(Data items)
****************************************

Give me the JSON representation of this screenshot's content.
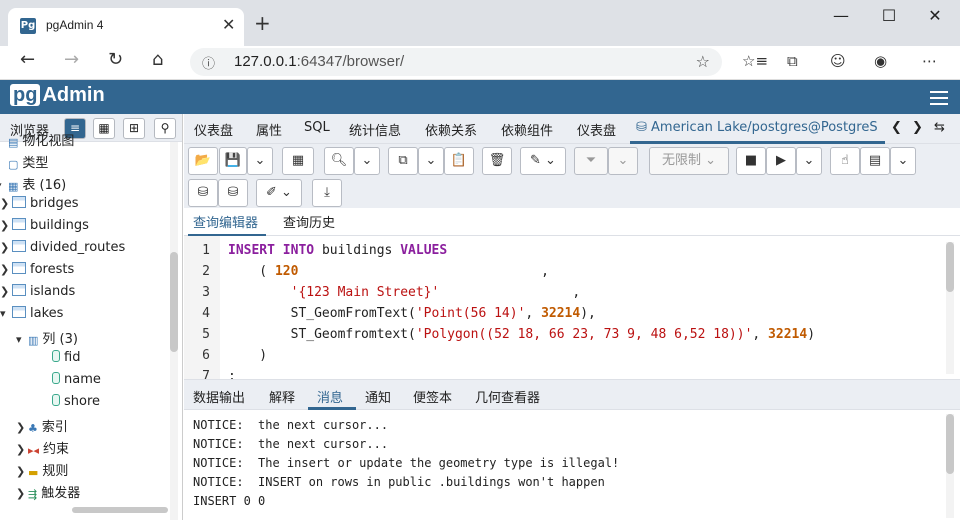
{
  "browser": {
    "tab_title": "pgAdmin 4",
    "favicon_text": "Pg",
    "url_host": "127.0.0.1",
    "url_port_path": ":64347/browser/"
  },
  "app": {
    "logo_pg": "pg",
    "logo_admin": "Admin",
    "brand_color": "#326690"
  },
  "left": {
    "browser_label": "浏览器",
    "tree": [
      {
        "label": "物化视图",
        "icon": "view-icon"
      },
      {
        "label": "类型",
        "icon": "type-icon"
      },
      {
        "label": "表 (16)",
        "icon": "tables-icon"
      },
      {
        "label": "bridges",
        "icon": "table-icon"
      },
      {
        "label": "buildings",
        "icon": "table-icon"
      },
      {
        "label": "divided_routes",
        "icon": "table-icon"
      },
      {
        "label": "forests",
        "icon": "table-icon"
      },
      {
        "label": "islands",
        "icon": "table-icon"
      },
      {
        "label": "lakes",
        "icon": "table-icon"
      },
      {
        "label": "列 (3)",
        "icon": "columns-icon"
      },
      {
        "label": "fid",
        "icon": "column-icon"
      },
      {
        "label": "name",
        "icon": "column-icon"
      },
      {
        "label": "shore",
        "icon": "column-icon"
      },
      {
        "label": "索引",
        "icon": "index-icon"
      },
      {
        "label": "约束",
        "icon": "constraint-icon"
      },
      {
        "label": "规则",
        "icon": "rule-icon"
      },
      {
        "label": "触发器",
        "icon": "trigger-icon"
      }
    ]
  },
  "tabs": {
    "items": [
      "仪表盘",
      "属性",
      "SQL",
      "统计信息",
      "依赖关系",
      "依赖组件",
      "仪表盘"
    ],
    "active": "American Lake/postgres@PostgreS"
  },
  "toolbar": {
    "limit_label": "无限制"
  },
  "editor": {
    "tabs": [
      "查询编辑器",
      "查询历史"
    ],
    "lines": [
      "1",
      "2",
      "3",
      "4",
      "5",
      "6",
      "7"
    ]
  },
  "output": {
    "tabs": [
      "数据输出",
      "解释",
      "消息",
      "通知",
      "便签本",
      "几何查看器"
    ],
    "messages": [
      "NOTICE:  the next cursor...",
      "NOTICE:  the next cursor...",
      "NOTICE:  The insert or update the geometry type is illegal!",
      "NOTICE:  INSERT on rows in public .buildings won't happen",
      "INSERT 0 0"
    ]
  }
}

****************************************

**Given problem:**
In the entries above, locate every line with the word "buildings" and copy it.

**Reply to the exercise:**
        "label": "buildings",
      "NOTICE:  INSERT on rows in public .buildings won't happen",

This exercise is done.